▶ Your objective
Write out the entries below once more, exactly, with the pictures left out.

Provided data start

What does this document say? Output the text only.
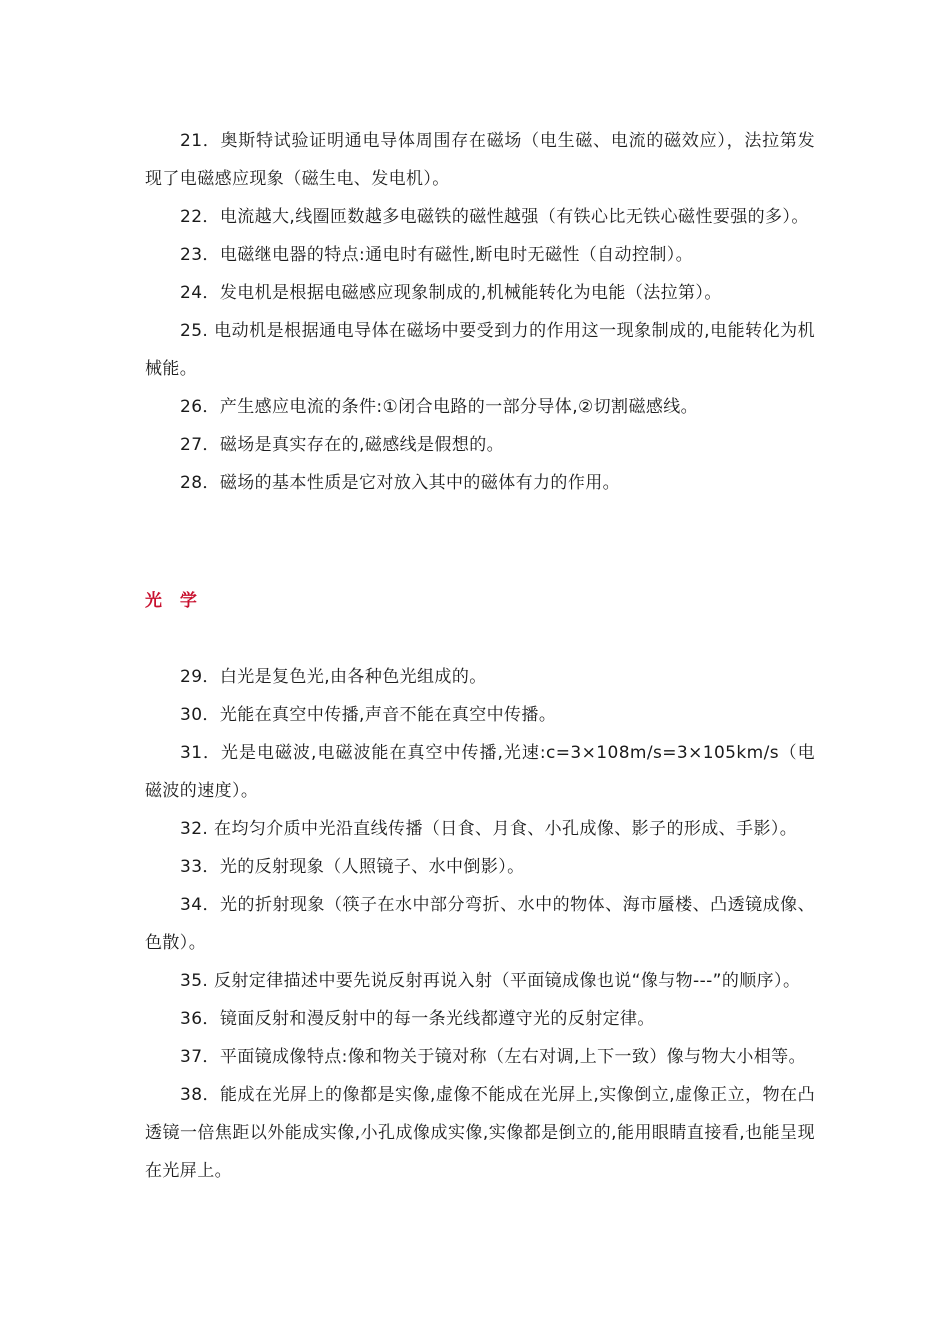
21．奥斯特试验证明通电导体周围存在磁场（电生磁、电流的磁效应），法拉第发现了电磁感应现象（磁生电、发电机）。

22．电流越大,线圈匝数越多电磁铁的磁性越强（有铁心比无铁心磁性要强的多）。

23．电磁继电器的特点:通电时有磁性,断电时无磁性（自动控制）。

24．发电机是根据电磁感应现象制成的,机械能转化为电能（法拉第）。

25. 电动机是根据通电导体在磁场中要受到力的作用这一现象制成的,电能转化为机械能。

26．产生感应电流的条件:①闭合电路的一部分导体,②切割磁感线。

27．磁场是真实存在的,磁感线是假想的。

28．磁场的基本性质是它对放入其中的磁体有力的作用。

光 学

29．白光是复色光,由各种色光组成的。

30．光能在真空中传播,声音不能在真空中传播。

31．光是电磁波,电磁波能在真空中传播,光速:c=3×108m/s=3×105km/s（电磁波的速度）。

32. 在均匀介质中光沿直线传播（日食、月食、小孔成像、影子的形成、手影）。

33．光的反射现象（人照镜子、水中倒影）。

34．光的折射现象（筷子在水中部分弯折、水中的物体、海市蜃楼、凸透镜成像、色散）。

35. 反射定律描述中要先说反射再说入射（平面镜成像也说“像与物---”的顺序）。

36．镜面反射和漫反射中的每一条光线都遵守光的反射定律。

37．平面镜成像特点:像和物关于镜对称（左右对调,上下一致）像与物大小相等。

38．能成在光屏上的像都是实像,虚像不能成在光屏上,实像倒立,虚像正立，物在凸透镜一倍焦距以外能成实像,小孔成像成实像,实像都是倒立的,能用眼睛直接看,也能呈现在光屏上。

Provided data end

▶ Exercise result
What does this document say? Output the text only.
21．奥斯特试验证明通电导体周围存在磁场（电生磁、电流的磁效应），法拉第发现了电磁感应现象（磁生电、发电机）。

22．电流越大,线圈匝数越多电磁铁的磁性越强（有铁心比无铁心磁性要强的多）。

23．电磁继电器的特点:通电时有磁性,断电时无磁性（自动控制）。

24．发电机是根据电磁感应现象制成的,机械能转化为电能（法拉第）。

25. 电动机是根据通电导体在磁场中要受到力的作用这一现象制成的,电能转化为机械能。

26．产生感应电流的条件:①闭合电路的一部分导体,②切割磁感线。

27．磁场是真实存在的,磁感线是假想的。

28．磁场的基本性质是它对放入其中的磁体有力的作用。

光 学

29．白光是复色光,由各种色光组成的。

30．光能在真空中传播,声音不能在真空中传播。

31．光是电磁波,电磁波能在真空中传播,光速:c=3×108m/s=3×105km/s（电磁波的速度）。

32. 在均匀介质中光沿直线传播（日食、月食、小孔成像、影子的形成、手影）。

33．光的反射现象（人照镜子、水中倒影）。

34．光的折射现象（筷子在水中部分弯折、水中的物体、海市蜃楼、凸透镜成像、色散）。

35. 反射定律描述中要先说反射再说入射（平面镜成像也说“像与物---”的顺序）。

36．镜面反射和漫反射中的每一条光线都遵守光的反射定律。

37．平面镜成像特点:像和物关于镜对称（左右对调,上下一致）像与物大小相等。

38．能成在光屏上的像都是实像,虚像不能成在光屏上,实像倒立,虚像正立，物在凸透镜一倍焦距以外能成实像,小孔成像成实像,实像都是倒立的,能用眼睛直接看,也能呈现在光屏上。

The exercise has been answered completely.